__TASK OBJECTIVE__: Using the listing beneath this task, count the lines with the word "from" and write only the result.

** begin MATERIALS PROVIDED **

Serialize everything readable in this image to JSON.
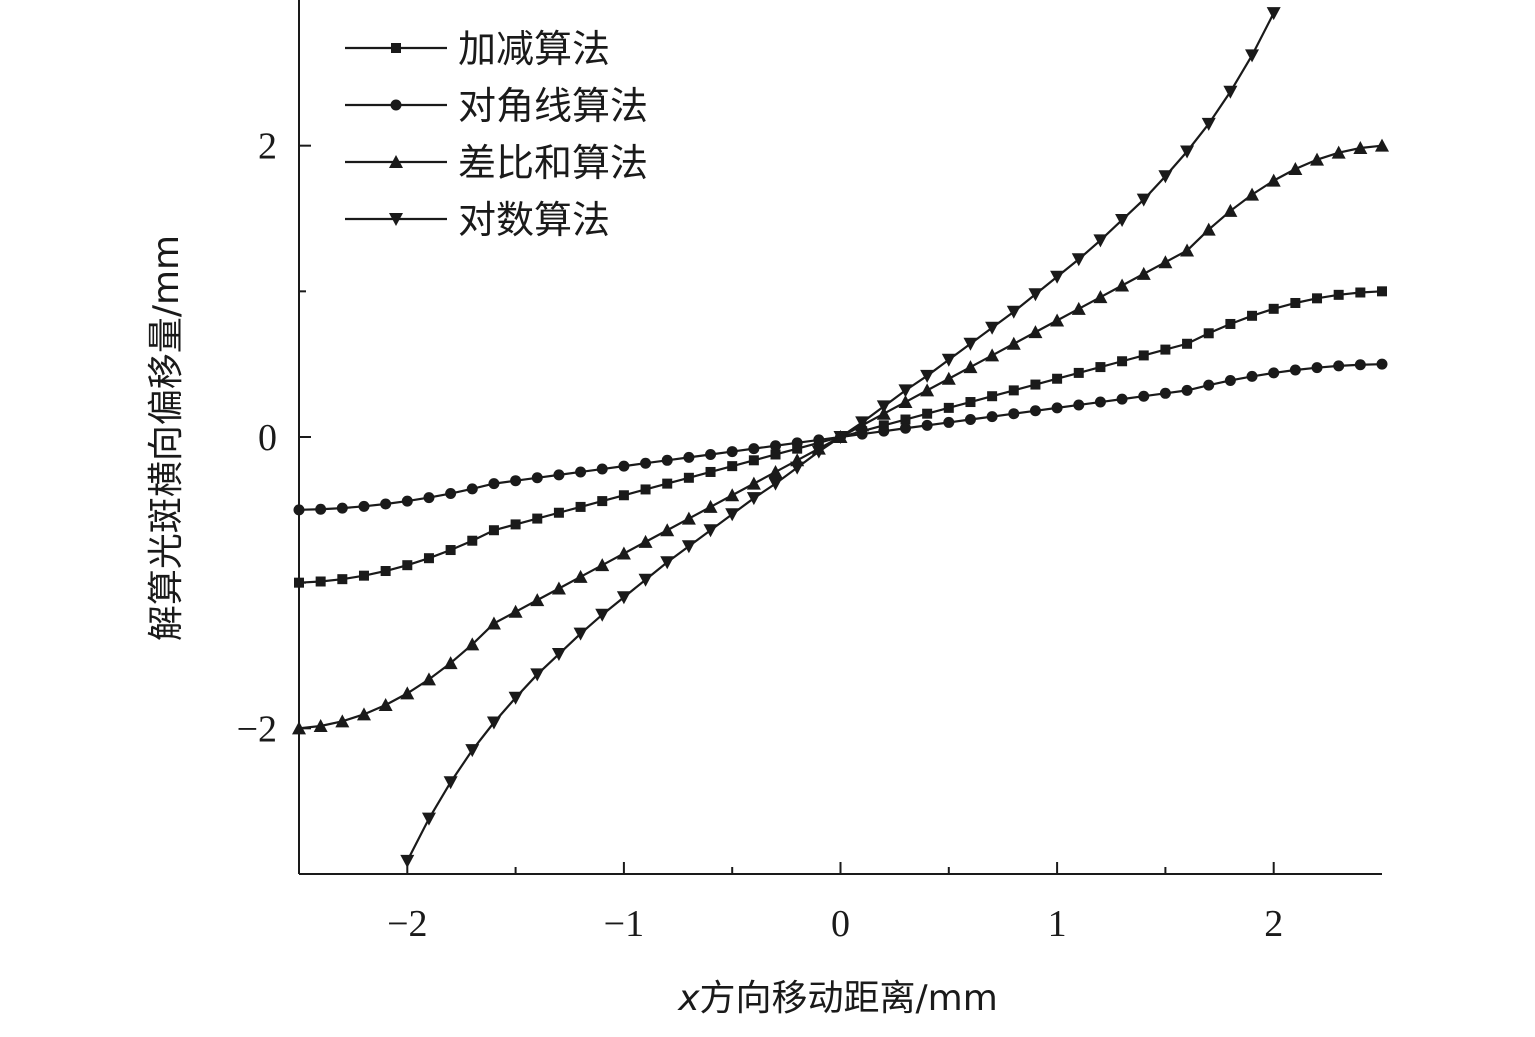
{
  "chart_data": {
    "type": "line",
    "xlabel_var": "x",
    "xlabel_rest": "方向移动距离/mm",
    "ylabel": "解算光斑横向偏移量/mm",
    "xlim": [
      -2.5,
      2.5
    ],
    "ylim": [
      -3,
      3
    ],
    "xticks_major": [
      -2,
      -1,
      0,
      1,
      2
    ],
    "xticks_minor": [
      -1.5,
      -0.5,
      0.5,
      1.5
    ],
    "yticks_major": [
      -2,
      0,
      2
    ],
    "yticks_minor": [
      -1,
      1
    ],
    "xtick_labels": [
      "−2",
      "−1",
      "0",
      "1",
      "2"
    ],
    "ytick_labels": [
      "−2",
      "0",
      "2"
    ],
    "grid": false,
    "legend_position": "top-left",
    "series": [
      {
        "name": "加减算法",
        "marker": "square",
        "x": [
          -2.5,
          -2.4,
          -2.3,
          -2.2,
          -2.1,
          -2.0,
          -1.9,
          -1.8,
          -1.7,
          -1.6,
          -1.5,
          -1.4,
          -1.3,
          -1.2,
          -1.1,
          -1.0,
          -0.9,
          -0.8,
          -0.7,
          -0.6,
          -0.5,
          -0.4,
          -0.3,
          -0.2,
          -0.1,
          0.0,
          0.1,
          0.2,
          0.3,
          0.4,
          0.5,
          0.6,
          0.7,
          0.8,
          0.9,
          1.0,
          1.1,
          1.2,
          1.3,
          1.4,
          1.5,
          1.6,
          1.7,
          1.8,
          1.9,
          2.0,
          2.1,
          2.2,
          2.3,
          2.4,
          2.5
        ],
        "y": [
          -1.0,
          -0.992,
          -0.976,
          -0.952,
          -0.92,
          -0.88,
          -0.832,
          -0.776,
          -0.712,
          -0.64,
          -0.6,
          -0.56,
          -0.52,
          -0.48,
          -0.44,
          -0.4,
          -0.36,
          -0.32,
          -0.28,
          -0.24,
          -0.2,
          -0.16,
          -0.12,
          -0.08,
          -0.04,
          0.0,
          0.04,
          0.08,
          0.12,
          0.16,
          0.2,
          0.24,
          0.28,
          0.32,
          0.36,
          0.4,
          0.44,
          0.48,
          0.52,
          0.56,
          0.6,
          0.64,
          0.712,
          0.776,
          0.832,
          0.88,
          0.92,
          0.952,
          0.976,
          0.992,
          1.0
        ]
      },
      {
        "name": "对角线算法",
        "marker": "circle",
        "x": [
          -2.5,
          -2.4,
          -2.3,
          -2.2,
          -2.1,
          -2.0,
          -1.9,
          -1.8,
          -1.7,
          -1.6,
          -1.5,
          -1.4,
          -1.3,
          -1.2,
          -1.1,
          -1.0,
          -0.9,
          -0.8,
          -0.7,
          -0.6,
          -0.5,
          -0.4,
          -0.3,
          -0.2,
          -0.1,
          0.0,
          0.1,
          0.2,
          0.3,
          0.4,
          0.5,
          0.6,
          0.7,
          0.8,
          0.9,
          1.0,
          1.1,
          1.2,
          1.3,
          1.4,
          1.5,
          1.6,
          1.7,
          1.8,
          1.9,
          2.0,
          2.1,
          2.2,
          2.3,
          2.4,
          2.5
        ],
        "y": [
          -0.5,
          -0.496,
          -0.488,
          -0.476,
          -0.46,
          -0.44,
          -0.416,
          -0.388,
          -0.356,
          -0.32,
          -0.3,
          -0.28,
          -0.26,
          -0.24,
          -0.22,
          -0.2,
          -0.18,
          -0.16,
          -0.14,
          -0.12,
          -0.1,
          -0.08,
          -0.06,
          -0.04,
          -0.02,
          0.0,
          0.02,
          0.04,
          0.06,
          0.08,
          0.1,
          0.12,
          0.14,
          0.16,
          0.18,
          0.2,
          0.22,
          0.24,
          0.26,
          0.28,
          0.3,
          0.32,
          0.356,
          0.388,
          0.416,
          0.44,
          0.46,
          0.476,
          0.488,
          0.496,
          0.5
        ]
      },
      {
        "name": "差比和算法",
        "marker": "triangle-up",
        "x": [
          -2.5,
          -2.4,
          -2.3,
          -2.2,
          -2.1,
          -2.0,
          -1.9,
          -1.8,
          -1.7,
          -1.6,
          -1.5,
          -1.4,
          -1.3,
          -1.2,
          -1.1,
          -1.0,
          -0.9,
          -0.8,
          -0.7,
          -0.6,
          -0.5,
          -0.4,
          -0.3,
          -0.2,
          -0.1,
          0.0,
          0.1,
          0.2,
          0.3,
          0.4,
          0.5,
          0.6,
          0.7,
          0.8,
          0.9,
          1.0,
          1.1,
          1.2,
          1.3,
          1.4,
          1.5,
          1.6,
          1.7,
          1.8,
          1.9,
          2.0,
          2.1,
          2.2,
          2.3,
          2.4,
          2.5
        ],
        "y": [
          -2.0,
          -1.984,
          -1.952,
          -1.904,
          -1.84,
          -1.76,
          -1.664,
          -1.552,
          -1.424,
          -1.28,
          -1.2,
          -1.12,
          -1.04,
          -0.96,
          -0.88,
          -0.8,
          -0.72,
          -0.64,
          -0.56,
          -0.48,
          -0.4,
          -0.32,
          -0.24,
          -0.16,
          -0.08,
          0.0,
          0.08,
          0.16,
          0.24,
          0.32,
          0.4,
          0.48,
          0.56,
          0.64,
          0.72,
          0.8,
          0.88,
          0.96,
          1.04,
          1.12,
          1.2,
          1.28,
          1.424,
          1.552,
          1.664,
          1.76,
          1.84,
          1.904,
          1.952,
          1.984,
          2.0
        ]
      },
      {
        "name": "对数算法",
        "marker": "triangle-down",
        "x": [
          -2.0,
          -1.9,
          -1.8,
          -1.7,
          -1.6,
          -1.5,
          -1.4,
          -1.3,
          -1.2,
          -1.1,
          -1.0,
          -0.9,
          -0.8,
          -0.7,
          -0.6,
          -0.5,
          -0.4,
          -0.3,
          -0.2,
          -0.1,
          0.0,
          0.1,
          0.2,
          0.3,
          0.4,
          0.5,
          0.6,
          0.7,
          0.8,
          0.9,
          1.0,
          1.1,
          1.2,
          1.3,
          1.4,
          1.5,
          1.6,
          1.7,
          1.8,
          1.9,
          2.0
        ],
        "y": [
          -2.91,
          -2.62,
          -2.37,
          -2.15,
          -1.96,
          -1.79,
          -1.63,
          -1.49,
          -1.35,
          -1.22,
          -1.1,
          -0.98,
          -0.86,
          -0.75,
          -0.64,
          -0.53,
          -0.42,
          -0.32,
          -0.21,
          -0.1,
          0.0,
          0.1,
          0.21,
          0.32,
          0.42,
          0.53,
          0.64,
          0.75,
          0.86,
          0.98,
          1.1,
          1.22,
          1.35,
          1.49,
          1.63,
          1.79,
          1.96,
          2.15,
          2.37,
          2.62,
          2.91
        ]
      }
    ]
  }
}
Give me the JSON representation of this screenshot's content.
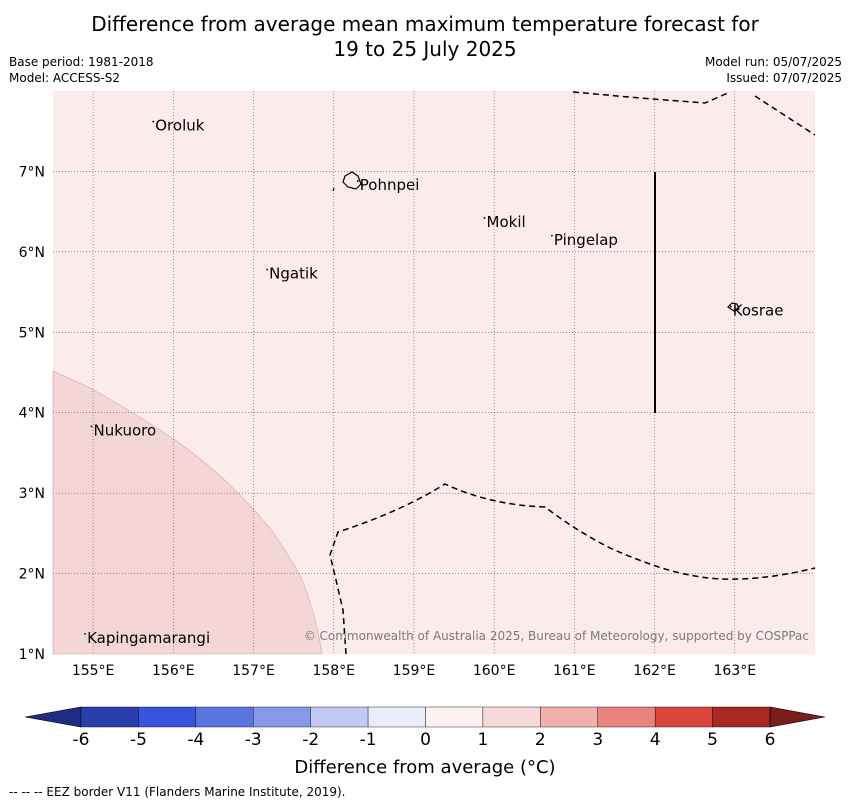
{
  "title": {
    "line1": "Difference from average mean maximum temperature forecast for",
    "line2": "19 to 25 July 2025"
  },
  "meta": {
    "base_period": "Base period: 1981-2018",
    "model": "Model: ACCESS-S2",
    "model_run": "Model run: 05/07/2025",
    "issued": "Issued: 07/07/2025"
  },
  "map": {
    "lon_range": [
      154.5,
      164.0
    ],
    "lat_range": [
      1.0,
      8.0
    ],
    "lon_ticks": [
      "155°E",
      "156°E",
      "157°E",
      "158°E",
      "159°E",
      "160°E",
      "161°E",
      "162°E",
      "163°E"
    ],
    "lat_ticks": [
      "1°N",
      "2°N",
      "3°N",
      "4°N",
      "5°N",
      "6°N",
      "7°N"
    ],
    "grid": true,
    "background_class": "0 to 1",
    "shaded_region_class": "1 to 2",
    "places": [
      {
        "name": "Oroluk",
        "lon": 155.75,
        "lat": 7.62
      },
      {
        "name": "Pohnpei",
        "lon": 158.3,
        "lat": 6.88
      },
      {
        "name": "Mokil",
        "lon": 159.88,
        "lat": 6.42
      },
      {
        "name": "Pingelap",
        "lon": 160.72,
        "lat": 6.2
      },
      {
        "name": "Ngatik",
        "lon": 157.17,
        "lat": 5.78
      },
      {
        "name": "Kosrae",
        "lon": 162.95,
        "lat": 5.32
      },
      {
        "name": "Nukuoro",
        "lon": 154.98,
        "lat": 3.83
      },
      {
        "name": "Kapingamarangi",
        "lon": 154.9,
        "lat": 1.25
      }
    ],
    "copyright": "© Commonwealth of Australia 2025, Bureau of Meteorology, supported by COSPPac"
  },
  "colorbar": {
    "ticks": [
      "-6",
      "-5",
      "-4",
      "-3",
      "-2",
      "-1",
      "0",
      "1",
      "2",
      "3",
      "4",
      "5",
      "6"
    ],
    "colors": [
      "#2a3fac",
      "#3556dc",
      "#5a75e0",
      "#8999ea",
      "#c3c9f4",
      "#eaebfb",
      "#fdf1f1",
      "#f8d9d9",
      "#f0b0ae",
      "#e8837d",
      "#da463d",
      "#a82822"
    ],
    "under_color": "#1f2c80",
    "over_color": "#7a1c18",
    "label": "Difference from average (°C)"
  },
  "footnote": "-- -- -- EEZ border V11 (Flanders Marine Institute, 2019).",
  "colors": {
    "background": "#fcebeb",
    "shaded_region": "#f5d6d6"
  }
}
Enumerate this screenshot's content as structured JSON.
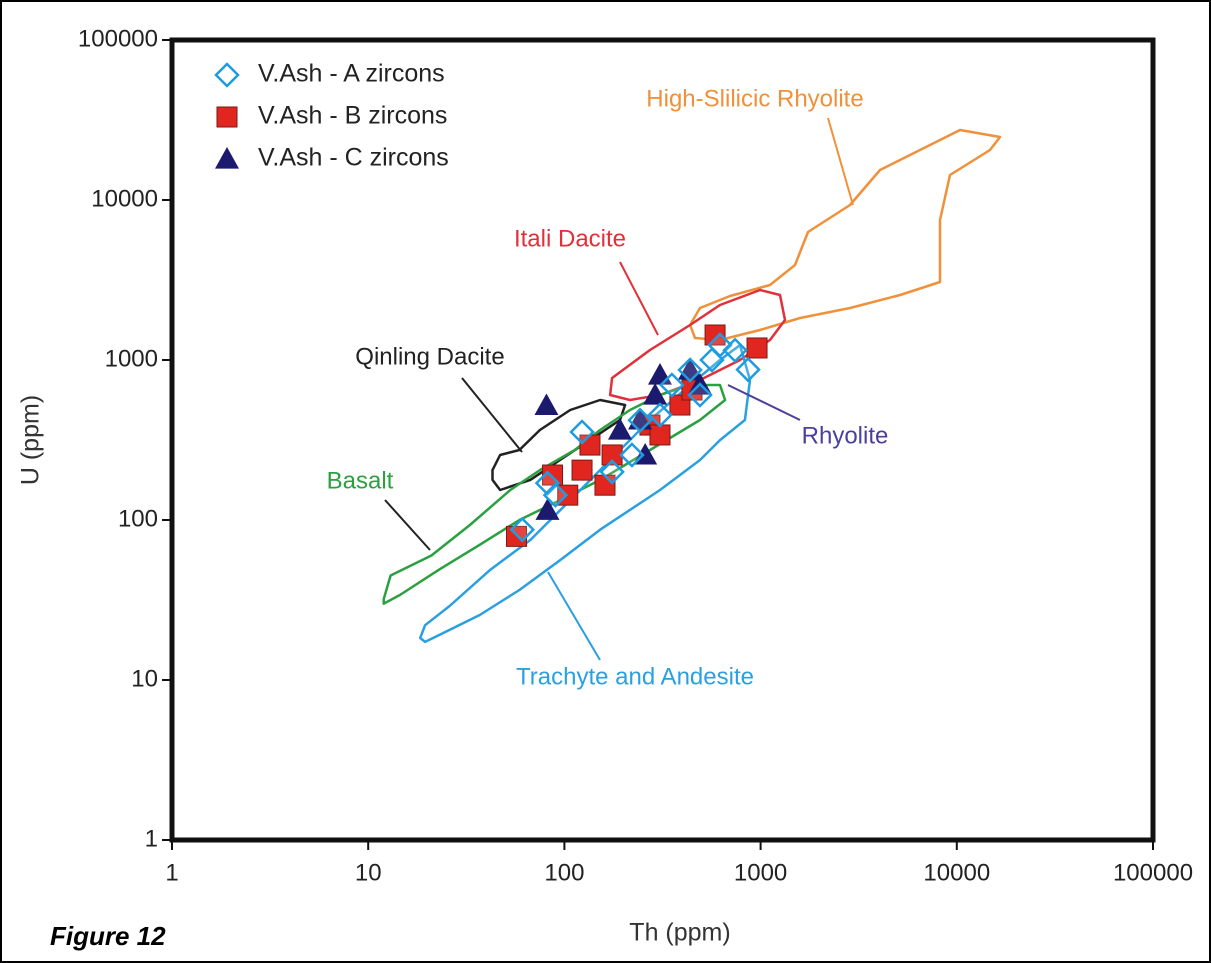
{
  "caption": "Figure 12",
  "chart_data": {
    "type": "scatter",
    "x_label": "Th (ppm)",
    "y_label": "U (ppm)",
    "log_x": true,
    "log_y": true,
    "xlim": [
      1,
      100000
    ],
    "ylim": [
      1,
      100000
    ],
    "xticks": [
      1,
      10,
      100,
      1000,
      10000,
      100000
    ],
    "yticks": [
      1,
      10,
      100,
      1000,
      10000,
      100000
    ],
    "legend": "upper left",
    "series": [
      {
        "name": "V.Ash - A zircons",
        "marker": "diamond",
        "color": "#1e9ce0",
        "x": [
          61,
          82,
          123,
          175,
          221,
          307,
          353,
          437,
          491,
          565,
          621,
          741,
          863,
          243,
          90
        ],
        "y": [
          87,
          170,
          355,
          200,
          255,
          453,
          698,
          866,
          604,
          1000,
          1240,
          1150,
          870,
          420,
          143
        ]
      },
      {
        "name": "V.Ash - B zircons",
        "marker": "square",
        "color": "#e0261e",
        "x": [
          57,
          87,
          104,
          123,
          135,
          161,
          175,
          273,
          307,
          388,
          447,
          586,
          959
        ],
        "y": [
          79,
          191,
          143,
          205,
          294,
          165,
          255,
          392,
          340,
          523,
          649,
          1433,
          1189
        ]
      },
      {
        "name": "V.Ash - C zircons",
        "marker": "triangle",
        "color": "#1c1a6e",
        "x": [
          81,
          82,
          192,
          243,
          258,
          290,
          307,
          437,
          491
        ],
        "y": [
          520,
          115,
          365,
          422,
          255,
          604,
          806,
          866,
          698
        ]
      }
    ],
    "regions": [
      {
        "name": "High-Slilicic Rhyolite",
        "color": "#f0913a",
        "x": [
          437,
          491,
          698,
          1117,
          1497,
          1745,
          2856,
          4060,
          10380,
          16600,
          14760,
          9230,
          8210,
          8210,
          5140,
          2856,
          1588,
          993,
          621,
          463
        ],
        "y": [
          1655,
          2113,
          2512,
          2943,
          3926,
          6310,
          9304,
          15400,
          27380,
          24770,
          20540,
          14330,
          7500,
          3073,
          2548,
          2113,
          1830,
          1540,
          1334,
          1372
        ]
      },
      {
        "name": "Itali Dacite",
        "color": "#e0303a",
        "x": [
          171,
          175,
          273,
          437,
          621,
          993,
          1256,
          1331,
          1117,
          785,
          491,
          307,
          216
        ],
        "y": [
          604,
          772,
          1155,
          1655,
          2207,
          2738,
          2548,
          1778,
          1334,
          1000,
          750,
          604,
          562
        ]
      },
      {
        "name": "Qinling Dacite",
        "color": "#222222",
        "x": [
          43,
          47,
          59,
          75,
          107,
          152,
          204,
          192,
          135,
          95,
          67,
          47,
          43
        ],
        "y": [
          205,
          255,
          274,
          365,
          487,
          562,
          523,
          422,
          316,
          237,
          178,
          154,
          178
        ]
      },
      {
        "name": "Basalt",
        "color": "#2aa040",
        "x": [
          12,
          13,
          21,
          33,
          53,
          75,
          113,
          152,
          216,
          307,
          437,
          621,
          659,
          491,
          273,
          152,
          95,
          59,
          37,
          23,
          14.5,
          12
        ],
        "y": [
          32,
          45,
          60,
          93,
          154,
          205,
          274,
          365,
          487,
          604,
          698,
          698,
          562,
          422,
          274,
          178,
          133,
          100,
          70,
          49,
          34,
          30
        ]
      },
      {
        "name": "Trachyte and Andesite",
        "color": "#2aa0e0",
        "x": [
          18.4,
          19.5,
          26,
          42,
          67,
          107,
          171,
          273,
          437,
          621,
          785,
          883,
          832,
          621,
          491,
          307,
          152,
          95,
          59,
          37,
          23,
          19.5
        ],
        "y": [
          18.3,
          22,
          29,
          49,
          75,
          133,
          237,
          422,
          698,
          1000,
          1240,
          750,
          422,
          316,
          237,
          154,
          87,
          56,
          36.5,
          25.5,
          19.1,
          17.3
        ]
      }
    ],
    "annotations": [
      {
        "text": "Rhyolite",
        "color": "#4b3f9e"
      }
    ]
  }
}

** end MATERIALS PROVIDED **

__TASK RESPONSE__: 2